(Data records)
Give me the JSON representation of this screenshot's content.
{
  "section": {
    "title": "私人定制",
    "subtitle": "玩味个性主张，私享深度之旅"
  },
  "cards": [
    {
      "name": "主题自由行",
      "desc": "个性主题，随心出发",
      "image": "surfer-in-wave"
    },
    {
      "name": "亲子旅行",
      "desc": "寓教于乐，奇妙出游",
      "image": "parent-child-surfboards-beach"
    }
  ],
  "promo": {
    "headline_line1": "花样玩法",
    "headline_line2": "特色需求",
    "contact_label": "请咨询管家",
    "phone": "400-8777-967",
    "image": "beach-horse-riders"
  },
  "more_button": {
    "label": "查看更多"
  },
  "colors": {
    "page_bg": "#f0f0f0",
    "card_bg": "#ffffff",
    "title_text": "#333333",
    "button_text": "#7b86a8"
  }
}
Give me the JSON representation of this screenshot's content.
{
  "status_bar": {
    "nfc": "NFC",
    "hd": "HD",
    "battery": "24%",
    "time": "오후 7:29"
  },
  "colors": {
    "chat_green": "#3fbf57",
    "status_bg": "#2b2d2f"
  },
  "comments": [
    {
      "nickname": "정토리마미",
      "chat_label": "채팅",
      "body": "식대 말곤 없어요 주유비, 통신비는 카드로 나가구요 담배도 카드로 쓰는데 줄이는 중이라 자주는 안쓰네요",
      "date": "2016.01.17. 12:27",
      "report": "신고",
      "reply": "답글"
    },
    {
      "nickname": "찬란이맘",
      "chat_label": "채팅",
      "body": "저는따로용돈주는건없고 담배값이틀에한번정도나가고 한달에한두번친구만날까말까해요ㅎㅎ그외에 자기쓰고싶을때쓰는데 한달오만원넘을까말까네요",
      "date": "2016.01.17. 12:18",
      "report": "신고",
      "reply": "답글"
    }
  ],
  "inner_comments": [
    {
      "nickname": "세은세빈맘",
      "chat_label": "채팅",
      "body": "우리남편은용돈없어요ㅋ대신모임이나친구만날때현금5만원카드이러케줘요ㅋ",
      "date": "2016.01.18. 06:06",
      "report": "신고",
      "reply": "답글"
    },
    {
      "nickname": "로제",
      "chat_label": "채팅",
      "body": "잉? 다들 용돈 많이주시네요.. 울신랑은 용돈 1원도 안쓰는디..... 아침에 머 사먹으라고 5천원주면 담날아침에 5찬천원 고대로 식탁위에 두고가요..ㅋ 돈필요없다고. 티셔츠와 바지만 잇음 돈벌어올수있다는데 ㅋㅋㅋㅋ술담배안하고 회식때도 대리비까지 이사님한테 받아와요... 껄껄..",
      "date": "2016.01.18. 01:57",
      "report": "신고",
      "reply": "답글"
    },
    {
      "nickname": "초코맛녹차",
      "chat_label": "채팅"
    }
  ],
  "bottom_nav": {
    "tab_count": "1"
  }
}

EXERCISE DESCRIPTION:
Using the listing above, reproduce each line without omission.

RESPONSE TO THE EXERCISE:
Give me the JSON representation of this screenshot's content.
{
  "section": {
    "title": "私人定制",
    "subtitle": "玩味个性主张，私享深度之旅"
  },
  "cards": [
    {
      "name": "主题自由行",
      "desc": "个性主题，随心出发",
      "image": "surfer-in-wave"
    },
    {
      "name": "亲子旅行",
      "desc": "寓教于乐，奇妙出游",
      "image": "parent-child-surfboards-beach"
    }
  ],
  "promo": {
    "headline_line1": "花样玩法",
    "headline_line2": "特色需求",
    "contact_label": "请咨询管家",
    "phone": "400-8777-967",
    "image": "beach-horse-riders"
  },
  "more_button": {
    "label": "查看更多"
  },
  "colors": {
    "page_bg": "#f0f0f0",
    "card_bg": "#ffffff",
    "title_text": "#333333",
    "button_text": "#7b86a8"
  }
}
Give me the JSON representation of this screenshot's content.
{
  "status_bar": {
    "nfc": "NFC",
    "hd": "HD",
    "battery": "24%",
    "time": "오후 7:29"
  },
  "colors": {
    "chat_green": "#3fbf57",
    "status_bg": "#2b2d2f"
  },
  "comments": [
    {
      "nickname": "정토리마미",
      "chat_label": "채팅",
      "body": "식대 말곤 없어요 주유비, 통신비는 카드로 나가구요 담배도 카드로 쓰는데 줄이는 중이라 자주는 안쓰네요",
      "date": "2016.01.17. 12:27",
      "report": "신고",
      "reply": "답글"
    },
    {
      "nickname": "찬란이맘",
      "chat_label": "채팅",
      "body": "저는따로용돈주는건없고 담배값이틀에한번정도나가고 한달에한두번친구만날까말까해요ㅎㅎ그외에 자기쓰고싶을때쓰는데 한달오만원넘을까말까네요",
      "date": "2016.01.17. 12:18",
      "report": "신고",
      "reply": "답글"
    }
  ],
  "inner_comments": [
    {
      "nickname": "세은세빈맘",
      "chat_label": "채팅",
      "body": "우리남편은용돈없어요ㅋ대신모임이나친구만날때현금5만원카드이러케줘요ㅋ",
      "date": "2016.01.18. 06:06",
      "report": "신고",
      "reply": "답글"
    },
    {
      "nickname": "로제",
      "chat_label": "채팅",
      "body": "잉? 다들 용돈 많이주시네요.. 울신랑은 용돈 1원도 안쓰는디..... 아침에 머 사먹으라고 5천원주면 담날아침에 5찬천원 고대로 식탁위에 두고가요..ㅋ 돈필요없다고. 티셔츠와 바지만 잇음 돈벌어올수있다는데 ㅋㅋㅋㅋ술담배안하고 회식때도 대리비까지 이사님한테 받아와요... 껄껄..",
      "date": "2016.01.18. 01:57",
      "report": "신고",
      "reply": "답글"
    },
    {
      "nickname": "초코맛녹차",
      "chat_label": "채팅"
    }
  ],
  "bottom_nav": {
    "tab_count": "1"
  }
}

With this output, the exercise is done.